▸ Parts of the exercise
**1.** According to the Sharafat Ali judgment, on what date did the Supreme Court dismiss the Special Leave Petition?
**2.** Update the Sharafat Ali judgment from "(Supreme Court Of" to "20 April 2018.", putting "applicant" wherever "petitioner" appears.

** start of Document **

Sharafat Ali v. State Of Uttar Pradesh And Another

Sharafat Ali v. State Of Uttar Pradesh And Another

(Supreme Court Of India)

Writ Petition (Criminal) No 439 of 2021 | 10-02-2022

Dr Dhananjaya Y Chandrachud, J

1. The jurisdiction of this Court has been invoked under Article 32 of the Constitution for the enforcement of the right under Article 21 of the Constitution, following an order dated 30 July 2021 rejecting the application of the petitioner for premature release.

2. The petitioner has been convicted for an offence punishable under Section 302 read with Section 34 of the Indian Penal Code 1860 (“IPC”) on 17 January 2005 and sentenced to life imprisonment. The judgment of the trial Judge was affirmed in appeal by the High Court of Judicature at Allahabad on 3 June 2016. The Special Leave Petition under Article 136 of the Constitution was dismissed by this Court on 20 April 2018.

3. The petitioner had undergone 17 years, 9 months and 26 days of imprisonment and submitted an application for premature release. The application for premature release was rejected on 30 July 2021. The order communicating the rejection of the application which has been passed by the State government records that the District Magistrate and the Superintendent of Police Amethi had in their report stated that if the petitioner is released prematurely, the possibility that this may cause resentment among the side of the victim cannot be ruled out nor can the possibility of an offence being committed again by the petitioner be excluded. The order also states that the petitioner has an “extremist nature” and the presence of bitterness among the parties cannot be denied.

** end of Document **
** start of Record list **

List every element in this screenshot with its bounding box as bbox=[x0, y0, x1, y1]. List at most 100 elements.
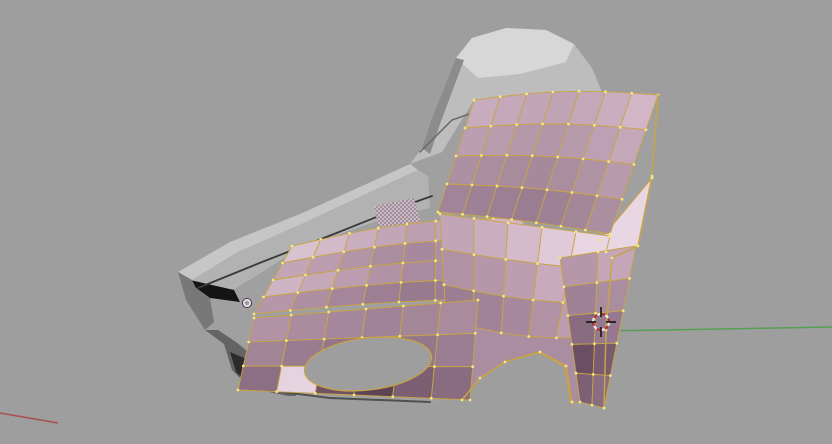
mesh-vertex[interactable] bbox=[433, 298, 437, 302]
mesh-vertex[interactable] bbox=[630, 91, 634, 95]
mesh-vertex[interactable] bbox=[498, 95, 502, 99]
mesh-vertex[interactable] bbox=[628, 277, 631, 280]
mesh-vertex[interactable] bbox=[595, 281, 599, 284]
mesh-vertex[interactable] bbox=[570, 400, 574, 404]
mesh-face[interactable] bbox=[248, 314, 292, 343]
mesh-vertex[interactable] bbox=[454, 154, 458, 158]
mesh-vertex[interactable] bbox=[505, 153, 509, 157]
mesh-vertex[interactable] bbox=[620, 197, 624, 201]
mesh-vertex[interactable] bbox=[399, 281, 403, 284]
mesh-vertex[interactable] bbox=[530, 154, 534, 158]
mesh-vertex[interactable] bbox=[460, 398, 464, 402]
mesh-face[interactable] bbox=[439, 213, 475, 256]
mesh-vertex[interactable] bbox=[558, 256, 562, 260]
mesh-vertex[interactable] bbox=[471, 365, 475, 369]
mesh-vertex[interactable] bbox=[602, 406, 606, 410]
mesh-face[interactable] bbox=[473, 290, 504, 334]
mesh-vertex[interactable] bbox=[574, 230, 578, 234]
mesh-vertex[interactable] bbox=[593, 342, 596, 346]
mesh-face[interactable] bbox=[237, 365, 283, 393]
mesh-vertex[interactable] bbox=[472, 253, 476, 256]
mesh-vertex[interactable] bbox=[473, 331, 477, 335]
mesh-vertex[interactable] bbox=[607, 160, 610, 164]
mesh-vertex[interactable] bbox=[584, 228, 587, 232]
mesh-face[interactable] bbox=[323, 308, 367, 340]
mesh-face[interactable] bbox=[400, 260, 436, 283]
mesh-vertex[interactable] bbox=[434, 239, 437, 243]
mesh-vertex[interactable] bbox=[440, 247, 444, 251]
mesh-vertex[interactable] bbox=[506, 221, 510, 225]
mesh-face[interactable] bbox=[563, 282, 598, 317]
mesh-vertex[interactable] bbox=[621, 309, 625, 313]
mesh-vertex[interactable] bbox=[495, 184, 499, 188]
mesh-vertex[interactable] bbox=[595, 194, 599, 198]
mesh-vertex[interactable] bbox=[559, 224, 563, 228]
mesh-face[interactable] bbox=[285, 311, 330, 342]
mesh-vertex[interactable] bbox=[480, 154, 483, 157]
mesh-vertex[interactable] bbox=[591, 373, 595, 376]
mesh-vertex[interactable] bbox=[551, 90, 555, 94]
mesh-vertex[interactable] bbox=[461, 212, 464, 216]
mesh-vertex[interactable] bbox=[438, 212, 442, 216]
mesh-vertex[interactable] bbox=[485, 215, 489, 219]
mesh-vertex[interactable] bbox=[262, 295, 265, 299]
mesh-face[interactable] bbox=[437, 299, 479, 336]
mesh-vertex[interactable] bbox=[581, 157, 585, 161]
mesh-vertex[interactable] bbox=[348, 231, 351, 235]
mesh-vertex[interactable] bbox=[401, 261, 405, 265]
mesh-vertex[interactable] bbox=[429, 396, 433, 400]
mesh-vertex[interactable] bbox=[470, 183, 474, 187]
mesh-vertex[interactable] bbox=[290, 244, 294, 248]
mesh-vertex[interactable] bbox=[285, 339, 288, 342]
mesh-vertex[interactable] bbox=[442, 283, 446, 287]
mesh-vertex[interactable] bbox=[361, 302, 365, 306]
mesh-vertex[interactable] bbox=[636, 244, 640, 248]
mesh-vertex[interactable] bbox=[561, 301, 565, 304]
mesh-vertex[interactable] bbox=[434, 279, 437, 282]
mesh-vertex[interactable] bbox=[592, 123, 596, 127]
mesh-vertex[interactable] bbox=[570, 191, 574, 194]
mesh-face[interactable] bbox=[505, 222, 543, 265]
mesh-vertex[interactable] bbox=[281, 261, 284, 265]
mesh-vertex[interactable] bbox=[364, 307, 368, 311]
mesh-face[interactable] bbox=[441, 248, 475, 292]
mesh-vertex[interactable] bbox=[615, 341, 619, 345]
mesh-vertex[interactable] bbox=[564, 364, 568, 368]
mesh-vertex[interactable] bbox=[609, 374, 612, 377]
mesh-vertex[interactable] bbox=[342, 250, 346, 254]
mesh-vertex[interactable] bbox=[472, 289, 476, 293]
mesh-vertex[interactable] bbox=[531, 298, 535, 302]
mesh-vertex[interactable] bbox=[545, 188, 549, 192]
mesh-vertex[interactable] bbox=[376, 226, 380, 230]
mesh-vertex[interactable] bbox=[271, 278, 275, 282]
mesh-vertex[interactable] bbox=[478, 376, 482, 380]
mesh-face[interactable] bbox=[362, 282, 402, 305]
mesh-vertex[interactable] bbox=[336, 268, 340, 272]
mesh-vertex[interactable] bbox=[468, 398, 472, 402]
mesh-vertex[interactable] bbox=[296, 291, 300, 295]
mesh-vertex[interactable] bbox=[311, 255, 315, 259]
mesh-face[interactable] bbox=[366, 262, 404, 286]
mesh-vertex[interactable] bbox=[598, 238, 602, 242]
mesh-face[interactable] bbox=[361, 305, 404, 339]
mesh-vertex[interactable] bbox=[540, 225, 544, 229]
mesh-vertex[interactable] bbox=[433, 365, 436, 368]
mesh-vertex[interactable] bbox=[288, 309, 292, 312]
mesh-vertex[interactable] bbox=[463, 126, 467, 130]
mesh-face[interactable] bbox=[473, 254, 507, 297]
mesh-vertex[interactable] bbox=[325, 305, 328, 309]
mesh-vertex[interactable] bbox=[304, 273, 307, 277]
mesh-vertex[interactable] bbox=[436, 333, 439, 337]
mesh-vertex[interactable] bbox=[313, 391, 317, 395]
mesh-vertex[interactable] bbox=[534, 221, 538, 225]
mesh-vertex[interactable] bbox=[536, 262, 539, 265]
mesh-vertex[interactable] bbox=[401, 304, 405, 308]
mesh-vertex[interactable] bbox=[369, 264, 372, 268]
mesh-vertex[interactable] bbox=[391, 395, 395, 399]
mesh-vertex[interactable] bbox=[555, 336, 558, 340]
mesh-vertex[interactable] bbox=[236, 388, 240, 392]
mesh-vertex[interactable] bbox=[489, 124, 493, 128]
mesh-vertex[interactable] bbox=[574, 371, 578, 375]
mesh-vertex[interactable] bbox=[434, 259, 437, 263]
mesh-face[interactable] bbox=[571, 343, 595, 375]
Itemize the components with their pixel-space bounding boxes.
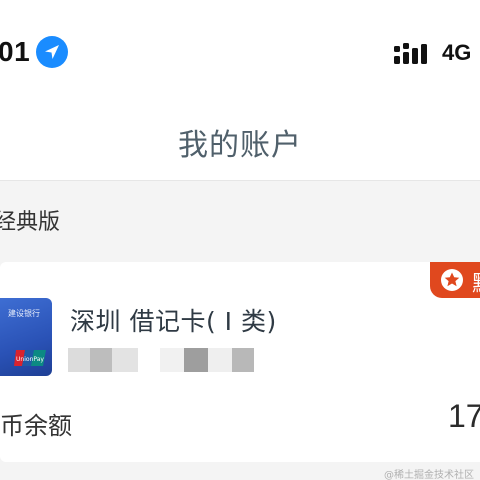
network-type-label: 4G <box>442 40 472 65</box>
masked-card-number <box>68 348 268 372</box>
section-title: 经典版 <box>0 210 61 235</box>
location-arrow-icon <box>36 36 68 68</box>
unionpay-icon: UnionPay <box>14 350 46 366</box>
page-title: 我的账户 <box>178 128 302 163</box>
default-badge-label: 默 <box>472 266 480 298</box>
svg-text:UnionPay: UnionPay <box>16 356 44 363</box>
balance-label: 币余额 <box>0 412 72 440</box>
star-icon <box>441 269 463 291</box>
watermark-text: @稀土掘金技术社区 <box>384 470 474 480</box>
cellular-signal-icon <box>394 40 434 64</box>
status-time: 01 <box>0 36 31 67</box>
default-badge: 默 <box>430 262 480 298</box>
nav-bar: 我的账户 <box>0 100 480 180</box>
bank-logo-text: 建设银行 <box>8 309 40 318</box>
card-name: 深圳 借记卡( I 类) <box>70 307 277 336</box>
bank-card-logo-icon: 建设银行 UnionPay <box>0 298 52 376</box>
status-bar: 01 4G <box>0 0 480 100</box>
balance-value: 17 <box>448 398 480 434</box>
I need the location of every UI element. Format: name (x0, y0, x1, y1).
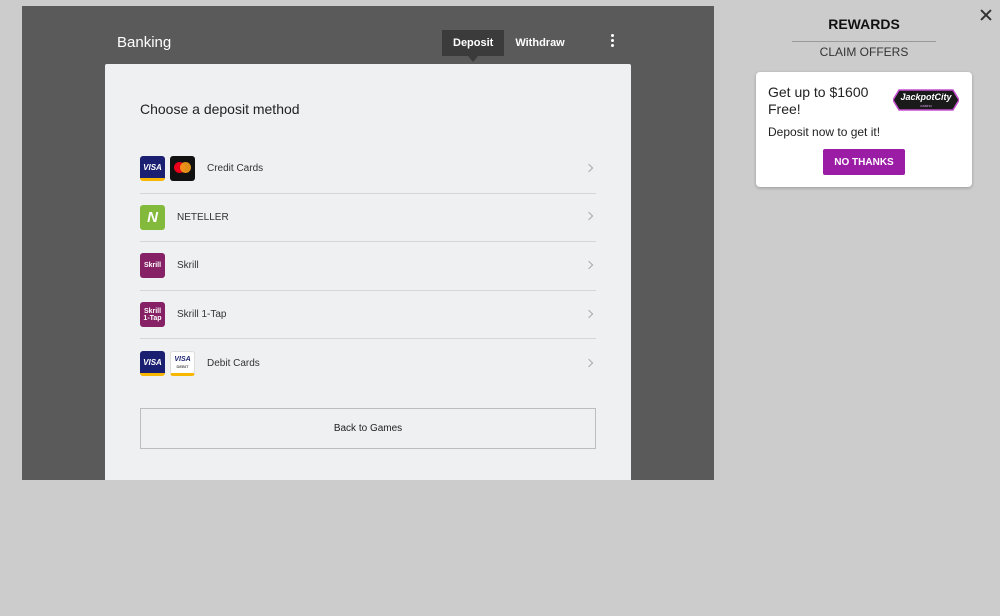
method-neteller[interactable]: N NETELLER (140, 194, 596, 243)
jackpotcity-logo: JackpotCity casino (893, 89, 959, 111)
no-thanks-button[interactable]: NO THANKS (823, 149, 905, 175)
tab-deposit[interactable]: Deposit (442, 30, 505, 62)
mastercard-icon (170, 156, 195, 182)
method-label: NETELLER (177, 211, 229, 223)
svg-text:JackpotCity: JackpotCity (900, 92, 952, 102)
banking-modal: Banking Deposit Withdraw Choose a deposi… (22, 6, 714, 480)
chevron-right-icon (584, 260, 594, 270)
method-credit-cards[interactable]: VISA Credit Cards (140, 145, 596, 194)
deposit-method-list: VISA Credit Cards N NETELLER Skrill Skri… (140, 145, 596, 388)
chevron-right-icon (584, 358, 594, 367)
neteller-icon: N (140, 204, 165, 230)
banking-tabs: Deposit Withdraw (442, 30, 576, 62)
method-debit-cards[interactable]: VISA VISA DEBIT Debit Cards (140, 339, 596, 388)
offer-card: Get up to $1600 Free! JackpotCity casino… (756, 72, 972, 187)
method-label: Credit Cards (207, 163, 264, 175)
visa-icon: VISA (140, 351, 165, 377)
rewards-divider (792, 41, 936, 42)
offer-description: Deposit now to get it! (768, 125, 881, 139)
chevron-right-icon (584, 309, 594, 318)
close-icon[interactable] (976, 6, 996, 26)
skrill-icon: Skrill (140, 253, 165, 279)
svg-text:casino: casino (920, 103, 932, 108)
method-skrill[interactable]: Skrill Skrill (140, 242, 596, 291)
visa-icon: VISA (140, 156, 165, 182)
method-skrill-1tap[interactable]: Skrill 1-Tap Skrill 1-Tap (140, 291, 596, 340)
kebab-menu-icon[interactable] (608, 34, 616, 48)
tab-withdraw[interactable]: Withdraw (504, 30, 575, 56)
offer-headline: Get up to $1600 Free! (768, 84, 869, 117)
chevron-right-icon (584, 163, 594, 173)
panel-heading: Choose a deposit method (140, 101, 300, 117)
rewards-title: REWARDS (828, 16, 900, 32)
chevron-right-icon (584, 212, 594, 221)
method-label: Skrill (177, 260, 199, 272)
back-to-games-button[interactable]: Back to Games (140, 408, 596, 449)
skrill-1tap-icon: Skrill 1-Tap (140, 302, 165, 328)
visa-debit-icon: VISA DEBIT (170, 351, 195, 377)
deposit-panel: Choose a deposit method VISA Credit Card… (105, 64, 631, 480)
banking-title: Banking (117, 34, 172, 51)
claim-offers-label: CLAIM OFFERS (819, 45, 909, 59)
method-label: Skrill 1-Tap (177, 309, 227, 321)
method-label: Debit Cards (207, 358, 260, 370)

** end of Record list **

▸ Solutions to the tasks
**1.** 20 April 2018

**2.**
(Supreme Court Of India)

Writ Petition (Criminal) No 439 of 2021 | 10-02-2022

Dr Dhananjaya Y Chandrachud, J

1. The jurisdiction of this Court has been invoked under Article 32 of the Constitution for the enforcement of the right under Article 21 of the Constitution, following an order dated 30 July 2021 rejecting the application of the applicant for premature release.

2. The applicant has been convicted for an offence punishable under Section 302 read with Section 34 of the Indian Penal Code 1860 (“IPC”) on 17 January 2005 and sentenced to life imprisonment. The judgment of the trial Judge was affirmed in appeal by the High Court of Judicature at Allahabad on 3 June 2016. The Special Leave Petition under Article 136 of the Constitution was dismissed by this Court on 20 April 2018.